> _Required task_
Lines that contain the string "background" are to be copied; leave out all others.

— start of Excerpted data —

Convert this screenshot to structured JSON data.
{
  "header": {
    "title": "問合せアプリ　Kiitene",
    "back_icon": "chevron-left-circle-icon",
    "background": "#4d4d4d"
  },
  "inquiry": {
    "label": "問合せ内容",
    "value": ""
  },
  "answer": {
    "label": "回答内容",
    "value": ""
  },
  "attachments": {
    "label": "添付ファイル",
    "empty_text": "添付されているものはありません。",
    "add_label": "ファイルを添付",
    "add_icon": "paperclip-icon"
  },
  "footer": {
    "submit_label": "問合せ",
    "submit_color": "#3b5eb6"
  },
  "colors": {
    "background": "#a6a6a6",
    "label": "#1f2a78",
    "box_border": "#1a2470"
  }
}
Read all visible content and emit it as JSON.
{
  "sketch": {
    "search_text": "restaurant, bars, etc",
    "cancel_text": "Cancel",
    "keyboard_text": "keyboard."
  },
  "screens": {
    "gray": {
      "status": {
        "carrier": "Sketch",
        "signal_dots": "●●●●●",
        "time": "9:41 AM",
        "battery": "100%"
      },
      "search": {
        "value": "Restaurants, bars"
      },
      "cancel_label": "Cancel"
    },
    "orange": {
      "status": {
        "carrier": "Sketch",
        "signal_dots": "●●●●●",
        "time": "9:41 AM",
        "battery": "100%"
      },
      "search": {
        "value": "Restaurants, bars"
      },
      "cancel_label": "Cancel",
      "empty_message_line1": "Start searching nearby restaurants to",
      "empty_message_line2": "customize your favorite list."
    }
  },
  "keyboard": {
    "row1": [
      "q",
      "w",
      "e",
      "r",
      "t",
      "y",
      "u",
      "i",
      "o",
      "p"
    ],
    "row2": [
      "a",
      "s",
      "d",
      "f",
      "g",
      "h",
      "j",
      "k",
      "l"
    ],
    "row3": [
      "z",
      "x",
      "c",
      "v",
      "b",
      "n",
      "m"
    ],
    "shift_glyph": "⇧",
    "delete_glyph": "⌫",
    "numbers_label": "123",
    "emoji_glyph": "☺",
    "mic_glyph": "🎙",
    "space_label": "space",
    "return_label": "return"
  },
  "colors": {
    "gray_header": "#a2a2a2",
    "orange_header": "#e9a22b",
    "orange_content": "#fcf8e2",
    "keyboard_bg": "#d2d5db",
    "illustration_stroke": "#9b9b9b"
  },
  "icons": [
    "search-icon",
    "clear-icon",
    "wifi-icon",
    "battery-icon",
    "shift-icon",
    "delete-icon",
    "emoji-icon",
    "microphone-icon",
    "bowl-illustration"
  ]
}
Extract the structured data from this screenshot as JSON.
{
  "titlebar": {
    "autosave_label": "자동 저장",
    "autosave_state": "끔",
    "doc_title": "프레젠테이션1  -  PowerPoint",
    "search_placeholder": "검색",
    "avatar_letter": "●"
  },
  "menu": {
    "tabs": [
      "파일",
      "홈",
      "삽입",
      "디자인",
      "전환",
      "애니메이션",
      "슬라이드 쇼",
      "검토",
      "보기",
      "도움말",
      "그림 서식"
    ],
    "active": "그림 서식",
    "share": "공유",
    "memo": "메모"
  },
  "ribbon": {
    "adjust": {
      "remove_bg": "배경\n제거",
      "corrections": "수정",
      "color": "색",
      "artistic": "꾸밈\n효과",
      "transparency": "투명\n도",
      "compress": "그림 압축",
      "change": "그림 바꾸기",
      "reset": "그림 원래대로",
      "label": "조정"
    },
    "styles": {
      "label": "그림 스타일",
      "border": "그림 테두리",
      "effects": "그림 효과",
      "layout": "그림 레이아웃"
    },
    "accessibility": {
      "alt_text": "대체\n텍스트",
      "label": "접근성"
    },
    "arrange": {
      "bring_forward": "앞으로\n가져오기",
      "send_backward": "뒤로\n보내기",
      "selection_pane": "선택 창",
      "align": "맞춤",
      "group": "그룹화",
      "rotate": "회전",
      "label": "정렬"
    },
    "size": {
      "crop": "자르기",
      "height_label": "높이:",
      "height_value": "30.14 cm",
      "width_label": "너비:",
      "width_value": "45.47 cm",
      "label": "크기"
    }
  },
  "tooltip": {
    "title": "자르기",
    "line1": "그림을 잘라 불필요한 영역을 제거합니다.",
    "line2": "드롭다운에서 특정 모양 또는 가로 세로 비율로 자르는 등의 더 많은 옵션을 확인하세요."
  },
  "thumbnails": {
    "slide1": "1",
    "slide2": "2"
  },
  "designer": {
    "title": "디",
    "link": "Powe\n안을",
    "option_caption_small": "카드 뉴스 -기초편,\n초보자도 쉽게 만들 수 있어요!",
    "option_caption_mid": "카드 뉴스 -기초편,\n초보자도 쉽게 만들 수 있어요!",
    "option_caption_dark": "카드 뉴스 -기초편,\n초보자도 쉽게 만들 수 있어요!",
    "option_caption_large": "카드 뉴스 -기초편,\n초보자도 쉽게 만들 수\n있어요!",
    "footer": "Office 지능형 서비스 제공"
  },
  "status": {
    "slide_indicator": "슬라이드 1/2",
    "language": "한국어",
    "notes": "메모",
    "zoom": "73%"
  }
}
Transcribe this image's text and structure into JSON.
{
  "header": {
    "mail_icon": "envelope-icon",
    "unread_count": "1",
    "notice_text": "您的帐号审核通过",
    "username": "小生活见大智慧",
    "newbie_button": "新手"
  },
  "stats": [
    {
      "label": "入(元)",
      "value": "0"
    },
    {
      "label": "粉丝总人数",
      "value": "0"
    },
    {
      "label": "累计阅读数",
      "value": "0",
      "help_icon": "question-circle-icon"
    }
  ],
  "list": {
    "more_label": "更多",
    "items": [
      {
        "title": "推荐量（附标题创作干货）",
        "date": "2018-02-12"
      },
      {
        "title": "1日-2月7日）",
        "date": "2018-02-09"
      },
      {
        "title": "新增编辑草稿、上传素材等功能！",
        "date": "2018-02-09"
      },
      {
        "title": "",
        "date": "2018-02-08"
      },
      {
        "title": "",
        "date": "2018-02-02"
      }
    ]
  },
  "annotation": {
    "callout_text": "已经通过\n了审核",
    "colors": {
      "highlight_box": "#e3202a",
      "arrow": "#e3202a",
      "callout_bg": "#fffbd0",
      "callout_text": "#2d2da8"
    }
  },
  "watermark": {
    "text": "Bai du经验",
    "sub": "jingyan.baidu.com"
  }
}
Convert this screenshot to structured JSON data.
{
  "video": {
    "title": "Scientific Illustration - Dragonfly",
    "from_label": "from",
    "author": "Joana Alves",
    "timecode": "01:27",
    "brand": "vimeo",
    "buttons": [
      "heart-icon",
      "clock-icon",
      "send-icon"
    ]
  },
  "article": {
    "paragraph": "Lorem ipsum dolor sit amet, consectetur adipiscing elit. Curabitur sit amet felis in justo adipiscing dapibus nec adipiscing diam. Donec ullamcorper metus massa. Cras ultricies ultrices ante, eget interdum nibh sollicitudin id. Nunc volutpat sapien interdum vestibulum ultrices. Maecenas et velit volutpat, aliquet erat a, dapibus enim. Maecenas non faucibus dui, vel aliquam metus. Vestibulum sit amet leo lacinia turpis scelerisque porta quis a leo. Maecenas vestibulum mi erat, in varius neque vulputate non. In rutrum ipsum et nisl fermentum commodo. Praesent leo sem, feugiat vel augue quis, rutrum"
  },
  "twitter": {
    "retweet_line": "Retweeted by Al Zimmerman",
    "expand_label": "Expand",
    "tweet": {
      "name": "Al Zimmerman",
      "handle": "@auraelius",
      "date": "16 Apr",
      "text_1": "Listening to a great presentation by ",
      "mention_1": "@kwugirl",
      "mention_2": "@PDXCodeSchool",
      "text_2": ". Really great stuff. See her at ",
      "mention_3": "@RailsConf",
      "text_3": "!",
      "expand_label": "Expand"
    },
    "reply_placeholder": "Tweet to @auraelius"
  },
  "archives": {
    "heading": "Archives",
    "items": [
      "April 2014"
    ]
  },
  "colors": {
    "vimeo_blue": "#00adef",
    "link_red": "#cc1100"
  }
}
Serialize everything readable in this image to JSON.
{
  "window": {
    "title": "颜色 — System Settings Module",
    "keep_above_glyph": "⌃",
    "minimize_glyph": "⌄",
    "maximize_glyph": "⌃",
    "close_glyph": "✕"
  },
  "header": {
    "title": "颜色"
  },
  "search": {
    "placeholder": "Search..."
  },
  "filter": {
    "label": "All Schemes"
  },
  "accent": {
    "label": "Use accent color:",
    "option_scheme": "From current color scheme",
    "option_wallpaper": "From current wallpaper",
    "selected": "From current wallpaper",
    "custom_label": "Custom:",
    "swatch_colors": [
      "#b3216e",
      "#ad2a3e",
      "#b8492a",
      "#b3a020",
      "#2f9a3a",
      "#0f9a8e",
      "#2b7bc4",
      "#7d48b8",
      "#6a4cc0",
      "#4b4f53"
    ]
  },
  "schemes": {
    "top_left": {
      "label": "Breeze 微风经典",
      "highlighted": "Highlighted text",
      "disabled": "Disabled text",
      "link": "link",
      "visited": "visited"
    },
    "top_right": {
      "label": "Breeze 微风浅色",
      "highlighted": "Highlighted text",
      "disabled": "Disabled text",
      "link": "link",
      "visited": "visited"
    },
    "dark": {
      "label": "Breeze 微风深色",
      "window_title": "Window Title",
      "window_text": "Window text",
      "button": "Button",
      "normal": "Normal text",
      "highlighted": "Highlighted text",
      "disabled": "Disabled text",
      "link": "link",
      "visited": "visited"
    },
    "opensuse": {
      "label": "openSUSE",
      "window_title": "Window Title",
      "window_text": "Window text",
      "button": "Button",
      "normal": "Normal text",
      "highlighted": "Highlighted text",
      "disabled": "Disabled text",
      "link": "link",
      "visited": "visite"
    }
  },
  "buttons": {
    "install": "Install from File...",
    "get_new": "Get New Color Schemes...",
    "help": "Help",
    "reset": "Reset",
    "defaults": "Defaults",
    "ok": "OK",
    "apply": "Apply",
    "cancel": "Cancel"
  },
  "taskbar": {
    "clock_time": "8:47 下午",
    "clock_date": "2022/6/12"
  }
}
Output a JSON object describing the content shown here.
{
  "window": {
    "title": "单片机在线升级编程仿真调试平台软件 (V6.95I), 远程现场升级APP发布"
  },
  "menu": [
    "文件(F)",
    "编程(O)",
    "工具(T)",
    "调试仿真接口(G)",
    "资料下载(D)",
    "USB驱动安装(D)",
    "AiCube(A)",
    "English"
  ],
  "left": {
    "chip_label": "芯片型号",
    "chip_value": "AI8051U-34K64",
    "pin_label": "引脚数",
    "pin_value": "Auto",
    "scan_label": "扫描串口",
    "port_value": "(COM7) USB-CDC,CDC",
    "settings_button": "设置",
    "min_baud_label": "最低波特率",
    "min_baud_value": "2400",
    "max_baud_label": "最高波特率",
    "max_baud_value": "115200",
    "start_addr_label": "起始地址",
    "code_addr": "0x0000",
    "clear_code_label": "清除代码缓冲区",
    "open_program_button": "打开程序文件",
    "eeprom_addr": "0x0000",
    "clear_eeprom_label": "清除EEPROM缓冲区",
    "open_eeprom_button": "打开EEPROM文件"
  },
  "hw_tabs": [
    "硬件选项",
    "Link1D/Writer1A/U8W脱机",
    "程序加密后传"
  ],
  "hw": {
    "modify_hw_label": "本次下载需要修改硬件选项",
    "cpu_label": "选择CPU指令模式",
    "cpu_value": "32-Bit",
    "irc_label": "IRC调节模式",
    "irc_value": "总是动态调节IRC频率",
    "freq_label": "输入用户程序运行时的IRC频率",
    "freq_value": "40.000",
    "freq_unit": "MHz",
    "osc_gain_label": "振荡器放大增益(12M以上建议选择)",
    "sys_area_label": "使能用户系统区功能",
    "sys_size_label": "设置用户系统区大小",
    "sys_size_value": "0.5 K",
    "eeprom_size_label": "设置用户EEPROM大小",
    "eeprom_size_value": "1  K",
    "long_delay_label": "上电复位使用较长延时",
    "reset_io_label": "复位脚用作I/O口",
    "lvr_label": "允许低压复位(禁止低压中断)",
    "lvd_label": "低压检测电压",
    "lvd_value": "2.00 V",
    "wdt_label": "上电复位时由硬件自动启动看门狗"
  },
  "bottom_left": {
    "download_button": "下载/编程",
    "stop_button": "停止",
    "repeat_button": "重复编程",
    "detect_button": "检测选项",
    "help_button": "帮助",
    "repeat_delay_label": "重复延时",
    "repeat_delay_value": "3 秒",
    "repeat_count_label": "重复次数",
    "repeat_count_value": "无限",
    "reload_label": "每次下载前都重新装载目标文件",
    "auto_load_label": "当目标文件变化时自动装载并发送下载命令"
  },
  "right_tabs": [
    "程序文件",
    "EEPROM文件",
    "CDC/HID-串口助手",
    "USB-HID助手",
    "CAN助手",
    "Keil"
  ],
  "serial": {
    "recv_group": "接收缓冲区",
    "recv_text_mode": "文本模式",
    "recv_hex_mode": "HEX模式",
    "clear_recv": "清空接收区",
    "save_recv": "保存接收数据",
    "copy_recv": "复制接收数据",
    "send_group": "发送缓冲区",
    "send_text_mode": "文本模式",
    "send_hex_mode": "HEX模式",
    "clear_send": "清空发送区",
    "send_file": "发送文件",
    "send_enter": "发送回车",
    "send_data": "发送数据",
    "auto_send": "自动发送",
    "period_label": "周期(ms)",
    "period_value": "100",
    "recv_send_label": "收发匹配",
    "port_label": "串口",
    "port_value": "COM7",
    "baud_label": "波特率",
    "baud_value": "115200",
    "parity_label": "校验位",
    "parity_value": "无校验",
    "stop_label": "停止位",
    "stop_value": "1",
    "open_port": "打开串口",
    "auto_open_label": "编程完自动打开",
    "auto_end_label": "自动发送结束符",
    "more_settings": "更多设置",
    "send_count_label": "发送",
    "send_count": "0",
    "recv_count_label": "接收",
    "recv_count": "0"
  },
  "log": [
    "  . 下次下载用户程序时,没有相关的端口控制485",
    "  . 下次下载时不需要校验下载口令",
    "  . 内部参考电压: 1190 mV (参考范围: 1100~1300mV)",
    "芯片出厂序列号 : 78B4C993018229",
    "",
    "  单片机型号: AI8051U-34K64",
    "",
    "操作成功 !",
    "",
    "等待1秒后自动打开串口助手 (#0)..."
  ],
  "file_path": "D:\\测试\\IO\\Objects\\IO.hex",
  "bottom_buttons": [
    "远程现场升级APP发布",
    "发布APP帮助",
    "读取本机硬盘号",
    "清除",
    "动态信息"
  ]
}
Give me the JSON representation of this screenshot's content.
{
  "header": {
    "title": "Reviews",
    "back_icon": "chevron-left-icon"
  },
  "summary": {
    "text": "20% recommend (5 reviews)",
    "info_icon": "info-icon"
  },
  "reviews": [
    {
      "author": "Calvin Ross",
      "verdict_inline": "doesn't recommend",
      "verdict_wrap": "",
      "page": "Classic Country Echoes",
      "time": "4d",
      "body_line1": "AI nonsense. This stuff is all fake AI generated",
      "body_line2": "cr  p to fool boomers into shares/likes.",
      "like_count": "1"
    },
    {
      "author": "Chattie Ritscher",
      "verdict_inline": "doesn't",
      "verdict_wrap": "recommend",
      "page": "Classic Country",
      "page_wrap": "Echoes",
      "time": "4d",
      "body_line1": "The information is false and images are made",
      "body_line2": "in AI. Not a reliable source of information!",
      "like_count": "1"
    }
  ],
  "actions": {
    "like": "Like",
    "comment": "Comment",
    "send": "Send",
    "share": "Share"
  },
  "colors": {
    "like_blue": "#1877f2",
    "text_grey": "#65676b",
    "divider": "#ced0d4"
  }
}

— end of Excerpted data —

> _Written solution_
    "background": "#4d4d4d"
    "background": "#a6a6a6",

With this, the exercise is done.